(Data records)

▬▬▬▬▬▬

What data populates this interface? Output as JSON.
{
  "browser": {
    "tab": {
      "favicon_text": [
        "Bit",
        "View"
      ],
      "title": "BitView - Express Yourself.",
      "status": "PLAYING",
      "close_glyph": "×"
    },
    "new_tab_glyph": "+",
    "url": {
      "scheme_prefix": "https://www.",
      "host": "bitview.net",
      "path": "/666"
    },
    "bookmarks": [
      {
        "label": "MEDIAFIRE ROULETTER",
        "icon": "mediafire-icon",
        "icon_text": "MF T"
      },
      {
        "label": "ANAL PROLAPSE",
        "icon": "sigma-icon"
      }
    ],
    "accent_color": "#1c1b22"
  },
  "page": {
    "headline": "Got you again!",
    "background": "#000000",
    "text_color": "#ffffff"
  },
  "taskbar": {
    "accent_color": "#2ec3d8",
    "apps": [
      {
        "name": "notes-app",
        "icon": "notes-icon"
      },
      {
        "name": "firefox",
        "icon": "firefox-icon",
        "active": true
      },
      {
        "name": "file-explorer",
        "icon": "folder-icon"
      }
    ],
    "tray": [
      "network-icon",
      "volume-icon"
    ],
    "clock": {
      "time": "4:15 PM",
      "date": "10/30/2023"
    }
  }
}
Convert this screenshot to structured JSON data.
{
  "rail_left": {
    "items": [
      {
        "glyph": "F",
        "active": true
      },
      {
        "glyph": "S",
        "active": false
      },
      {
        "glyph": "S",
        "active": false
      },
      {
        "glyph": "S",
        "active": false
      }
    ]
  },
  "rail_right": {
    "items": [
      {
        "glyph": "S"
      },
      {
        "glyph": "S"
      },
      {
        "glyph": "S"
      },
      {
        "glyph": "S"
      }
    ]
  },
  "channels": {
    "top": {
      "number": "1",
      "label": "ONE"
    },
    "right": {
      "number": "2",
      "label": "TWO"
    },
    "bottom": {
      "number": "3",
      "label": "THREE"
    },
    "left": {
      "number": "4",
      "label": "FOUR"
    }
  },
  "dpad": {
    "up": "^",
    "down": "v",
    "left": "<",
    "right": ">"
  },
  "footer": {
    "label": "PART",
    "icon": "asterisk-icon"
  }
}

▬▬▬▬▬▬

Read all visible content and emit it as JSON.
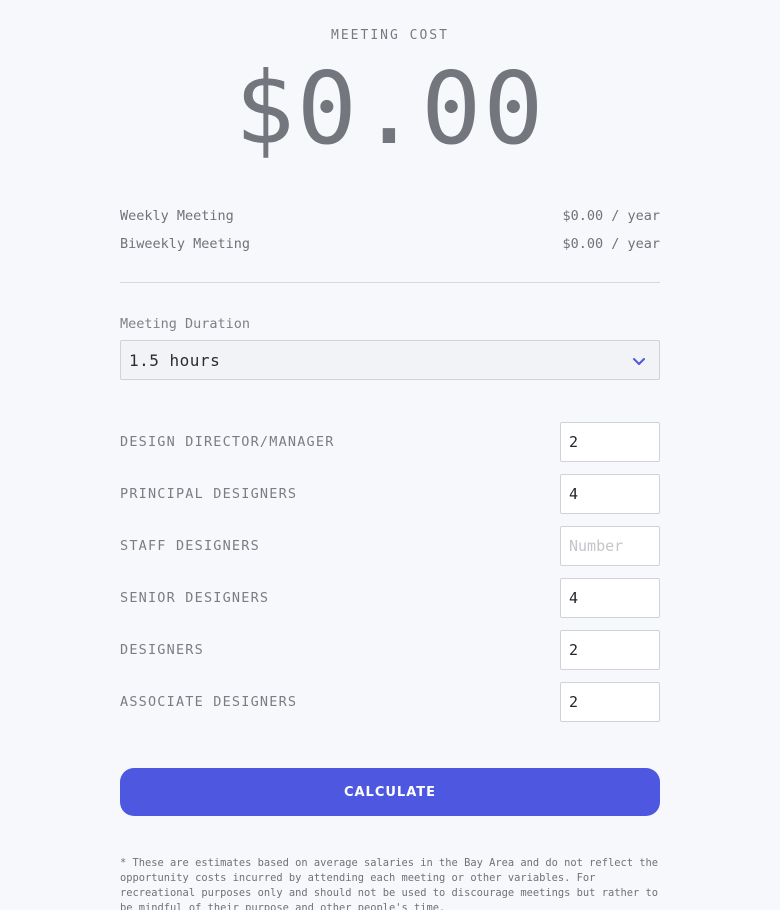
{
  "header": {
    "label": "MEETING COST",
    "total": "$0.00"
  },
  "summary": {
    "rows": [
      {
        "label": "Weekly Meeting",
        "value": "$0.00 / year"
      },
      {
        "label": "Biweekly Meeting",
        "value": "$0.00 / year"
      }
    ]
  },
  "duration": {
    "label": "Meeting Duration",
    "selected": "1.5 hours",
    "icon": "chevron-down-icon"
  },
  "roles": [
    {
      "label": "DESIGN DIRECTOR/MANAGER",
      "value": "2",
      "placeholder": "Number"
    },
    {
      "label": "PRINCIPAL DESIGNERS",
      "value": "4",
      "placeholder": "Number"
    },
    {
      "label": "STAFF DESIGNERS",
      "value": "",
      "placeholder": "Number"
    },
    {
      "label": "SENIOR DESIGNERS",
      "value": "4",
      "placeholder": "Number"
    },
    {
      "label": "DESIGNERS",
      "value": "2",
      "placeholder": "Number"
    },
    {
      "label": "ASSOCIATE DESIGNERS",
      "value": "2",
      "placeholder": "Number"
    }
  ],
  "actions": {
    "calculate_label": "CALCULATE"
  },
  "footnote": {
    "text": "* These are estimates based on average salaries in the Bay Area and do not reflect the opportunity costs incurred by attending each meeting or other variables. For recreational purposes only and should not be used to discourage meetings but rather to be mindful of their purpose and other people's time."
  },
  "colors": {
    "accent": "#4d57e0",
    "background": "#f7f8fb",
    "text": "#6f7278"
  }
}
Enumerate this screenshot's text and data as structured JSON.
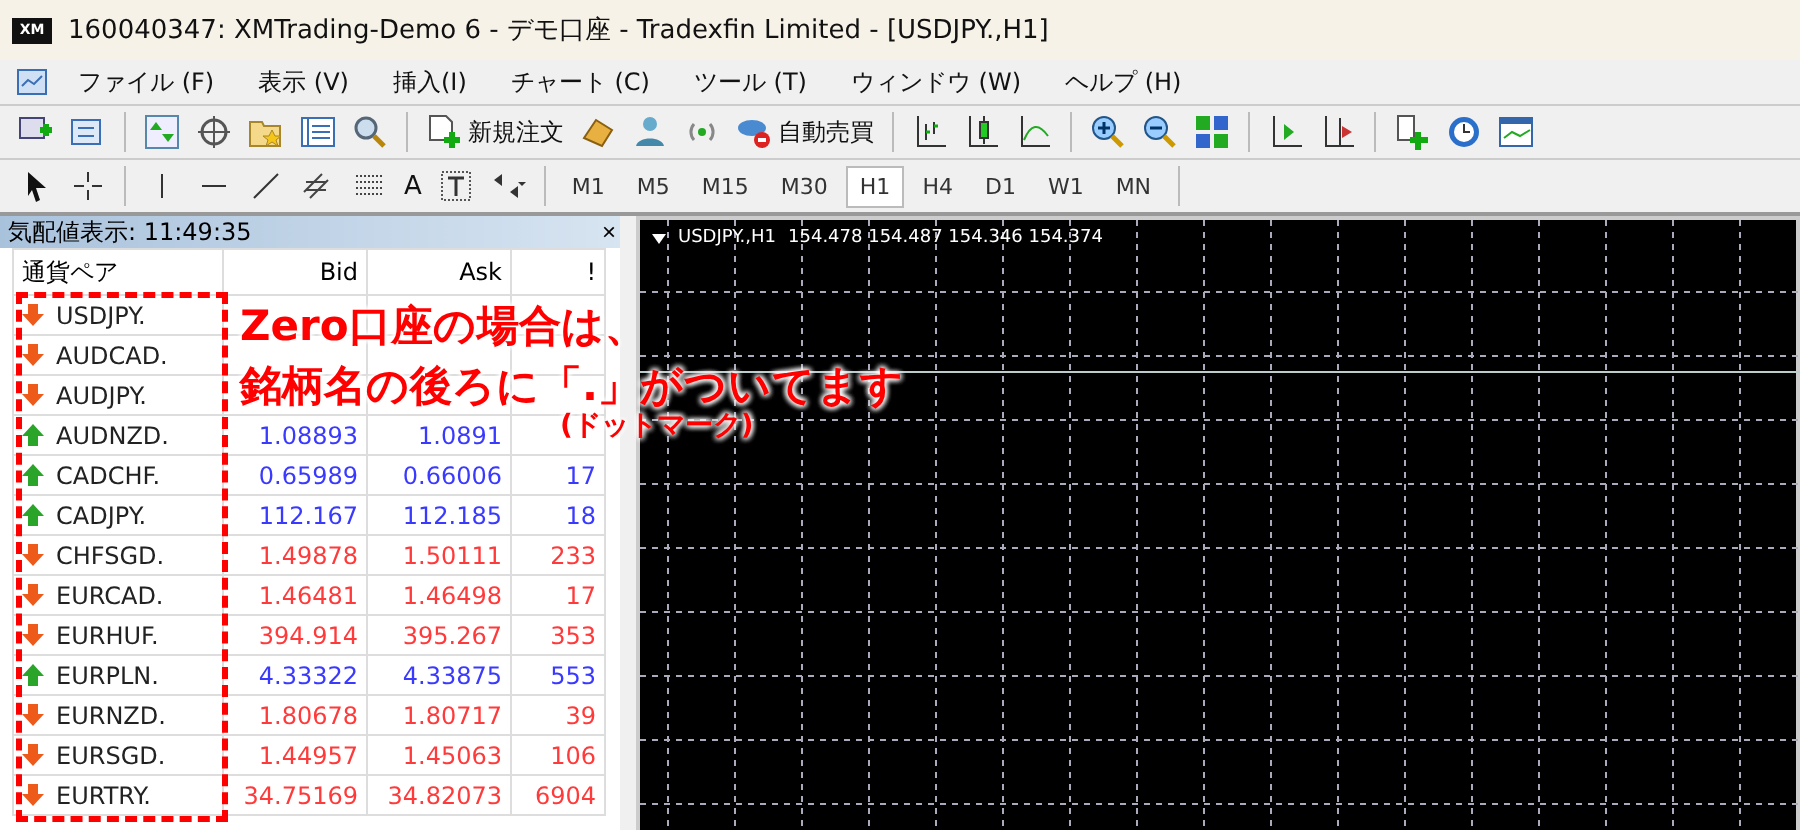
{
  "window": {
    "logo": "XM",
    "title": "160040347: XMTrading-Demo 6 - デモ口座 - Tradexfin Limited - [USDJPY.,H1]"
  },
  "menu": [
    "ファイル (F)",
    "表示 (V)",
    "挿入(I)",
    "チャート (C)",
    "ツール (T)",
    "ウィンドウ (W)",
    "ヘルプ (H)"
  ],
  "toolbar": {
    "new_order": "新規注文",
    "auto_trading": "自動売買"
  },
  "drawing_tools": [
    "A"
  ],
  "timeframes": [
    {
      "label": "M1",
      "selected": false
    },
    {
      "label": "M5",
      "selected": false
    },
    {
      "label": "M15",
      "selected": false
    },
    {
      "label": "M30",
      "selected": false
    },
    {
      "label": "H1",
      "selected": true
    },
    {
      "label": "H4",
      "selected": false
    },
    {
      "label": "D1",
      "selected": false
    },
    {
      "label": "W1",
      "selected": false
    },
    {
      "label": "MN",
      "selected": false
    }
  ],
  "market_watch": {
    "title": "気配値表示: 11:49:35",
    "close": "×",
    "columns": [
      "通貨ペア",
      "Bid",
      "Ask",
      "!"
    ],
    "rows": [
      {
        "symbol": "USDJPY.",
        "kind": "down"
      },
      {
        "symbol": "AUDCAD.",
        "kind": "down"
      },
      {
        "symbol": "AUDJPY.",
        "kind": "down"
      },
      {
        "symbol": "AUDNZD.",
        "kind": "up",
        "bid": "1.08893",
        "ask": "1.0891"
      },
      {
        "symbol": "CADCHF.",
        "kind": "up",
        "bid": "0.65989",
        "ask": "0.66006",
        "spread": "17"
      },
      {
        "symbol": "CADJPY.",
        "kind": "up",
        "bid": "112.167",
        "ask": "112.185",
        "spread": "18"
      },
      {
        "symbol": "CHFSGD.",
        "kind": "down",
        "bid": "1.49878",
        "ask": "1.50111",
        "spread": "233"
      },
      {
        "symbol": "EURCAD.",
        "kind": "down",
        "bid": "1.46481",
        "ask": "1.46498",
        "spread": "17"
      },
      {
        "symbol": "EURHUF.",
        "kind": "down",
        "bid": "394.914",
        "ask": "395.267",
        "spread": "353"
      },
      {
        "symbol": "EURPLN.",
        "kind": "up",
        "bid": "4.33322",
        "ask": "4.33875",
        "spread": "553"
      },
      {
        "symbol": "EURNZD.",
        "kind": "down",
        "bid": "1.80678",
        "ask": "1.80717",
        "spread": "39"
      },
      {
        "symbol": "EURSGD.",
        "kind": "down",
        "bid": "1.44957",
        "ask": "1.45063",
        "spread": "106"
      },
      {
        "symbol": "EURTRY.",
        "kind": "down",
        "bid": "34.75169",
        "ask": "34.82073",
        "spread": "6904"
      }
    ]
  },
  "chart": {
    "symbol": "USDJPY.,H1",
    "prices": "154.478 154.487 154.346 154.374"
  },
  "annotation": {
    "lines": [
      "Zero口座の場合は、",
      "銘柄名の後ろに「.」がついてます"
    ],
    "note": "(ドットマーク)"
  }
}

▬▬▬▬▬▬

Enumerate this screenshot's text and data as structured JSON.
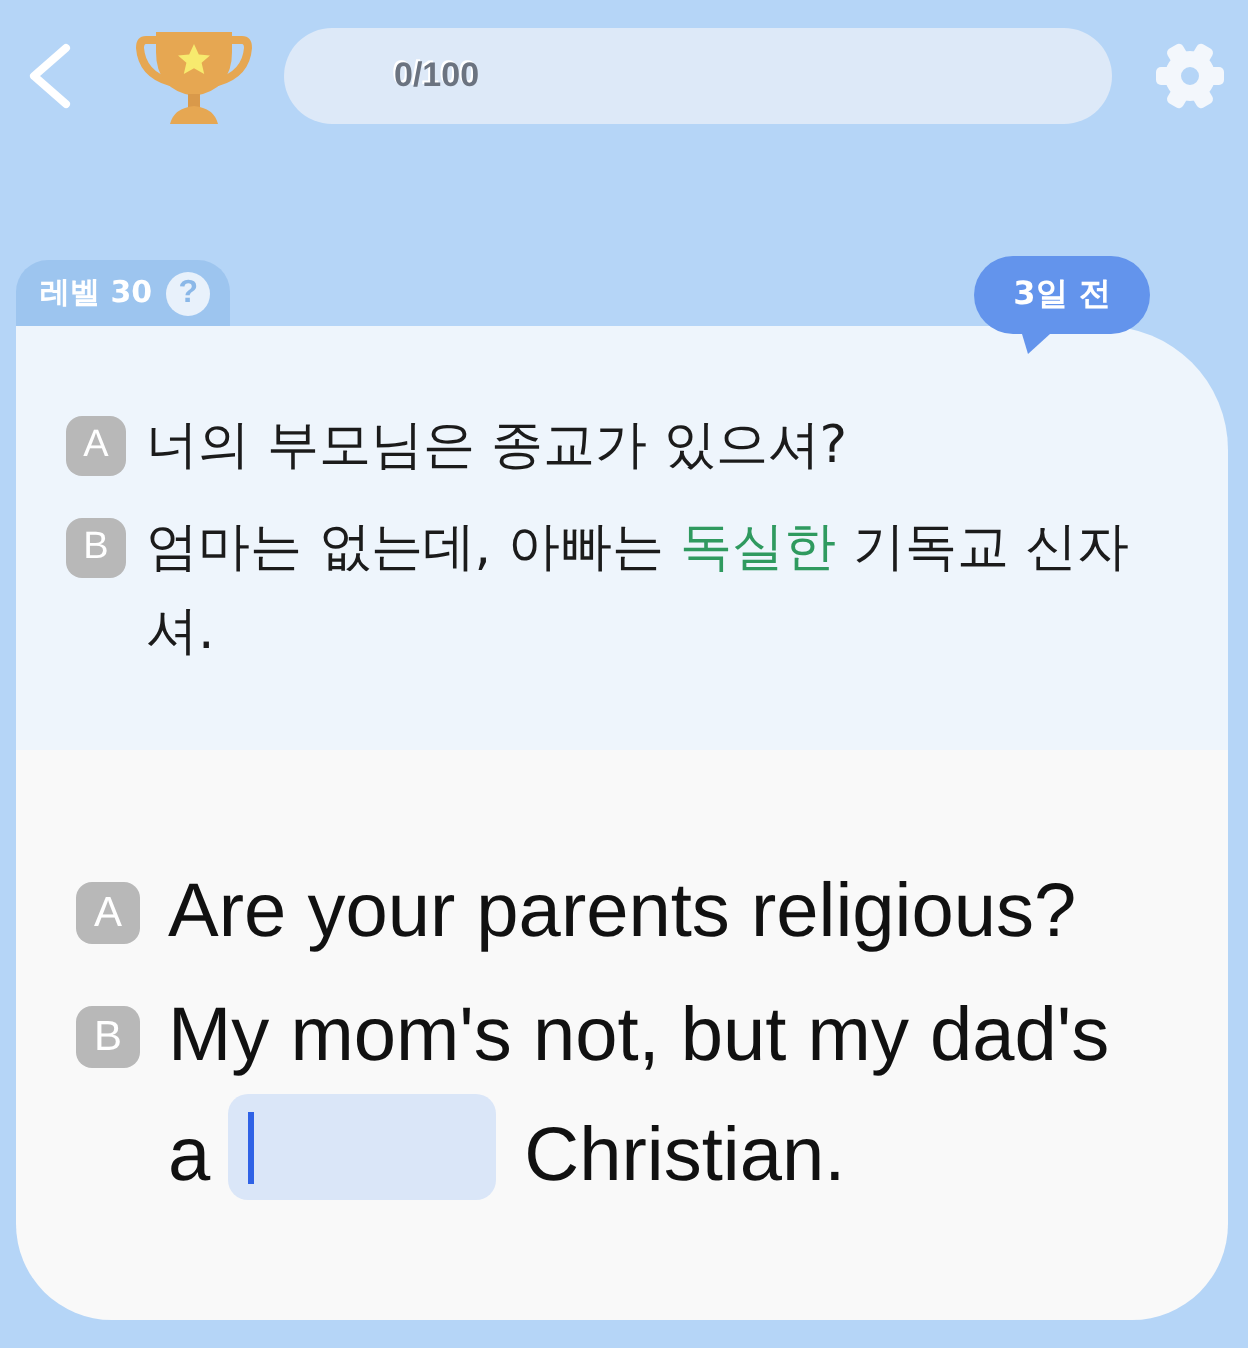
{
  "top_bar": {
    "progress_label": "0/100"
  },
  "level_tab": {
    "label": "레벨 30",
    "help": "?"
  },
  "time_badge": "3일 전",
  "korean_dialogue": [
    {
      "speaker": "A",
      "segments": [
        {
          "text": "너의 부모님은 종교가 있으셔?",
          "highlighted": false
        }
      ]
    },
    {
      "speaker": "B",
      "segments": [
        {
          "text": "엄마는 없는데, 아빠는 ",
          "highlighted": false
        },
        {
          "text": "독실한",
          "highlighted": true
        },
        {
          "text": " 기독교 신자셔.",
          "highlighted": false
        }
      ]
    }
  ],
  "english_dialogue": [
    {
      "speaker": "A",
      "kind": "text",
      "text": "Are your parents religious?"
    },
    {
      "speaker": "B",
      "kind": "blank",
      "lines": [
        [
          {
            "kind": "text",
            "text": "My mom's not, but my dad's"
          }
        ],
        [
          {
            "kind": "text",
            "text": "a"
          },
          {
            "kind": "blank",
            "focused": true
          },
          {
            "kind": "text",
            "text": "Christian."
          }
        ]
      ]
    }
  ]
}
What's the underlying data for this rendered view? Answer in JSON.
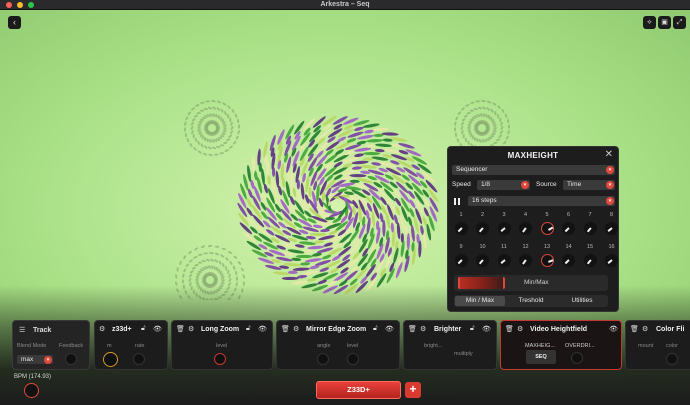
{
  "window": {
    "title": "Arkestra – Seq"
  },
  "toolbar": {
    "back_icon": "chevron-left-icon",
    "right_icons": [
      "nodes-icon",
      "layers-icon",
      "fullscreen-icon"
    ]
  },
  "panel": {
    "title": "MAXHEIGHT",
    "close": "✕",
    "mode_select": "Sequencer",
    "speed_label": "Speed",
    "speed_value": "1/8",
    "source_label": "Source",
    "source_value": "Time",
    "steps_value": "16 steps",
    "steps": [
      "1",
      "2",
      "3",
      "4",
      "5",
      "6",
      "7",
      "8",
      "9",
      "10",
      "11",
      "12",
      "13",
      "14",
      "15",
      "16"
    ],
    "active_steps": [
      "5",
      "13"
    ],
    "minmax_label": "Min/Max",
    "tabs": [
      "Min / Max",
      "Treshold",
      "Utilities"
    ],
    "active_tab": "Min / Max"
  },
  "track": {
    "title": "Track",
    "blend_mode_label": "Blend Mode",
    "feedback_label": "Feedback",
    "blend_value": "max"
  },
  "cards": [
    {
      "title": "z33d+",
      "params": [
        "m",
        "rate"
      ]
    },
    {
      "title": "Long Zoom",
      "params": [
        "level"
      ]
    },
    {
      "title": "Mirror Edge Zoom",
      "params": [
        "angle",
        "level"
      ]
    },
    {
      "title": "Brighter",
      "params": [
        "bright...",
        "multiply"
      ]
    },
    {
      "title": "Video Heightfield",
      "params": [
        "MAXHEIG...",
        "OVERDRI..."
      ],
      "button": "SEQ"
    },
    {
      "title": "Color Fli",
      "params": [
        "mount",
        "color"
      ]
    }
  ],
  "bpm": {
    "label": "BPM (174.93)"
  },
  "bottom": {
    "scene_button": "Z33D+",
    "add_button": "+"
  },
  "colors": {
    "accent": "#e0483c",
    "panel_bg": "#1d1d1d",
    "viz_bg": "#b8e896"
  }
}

▬▬▬▬▬▬

» **Exercise goal**
Provide the number of lines containing the string "What", with no other output.

» **Answer in full**
2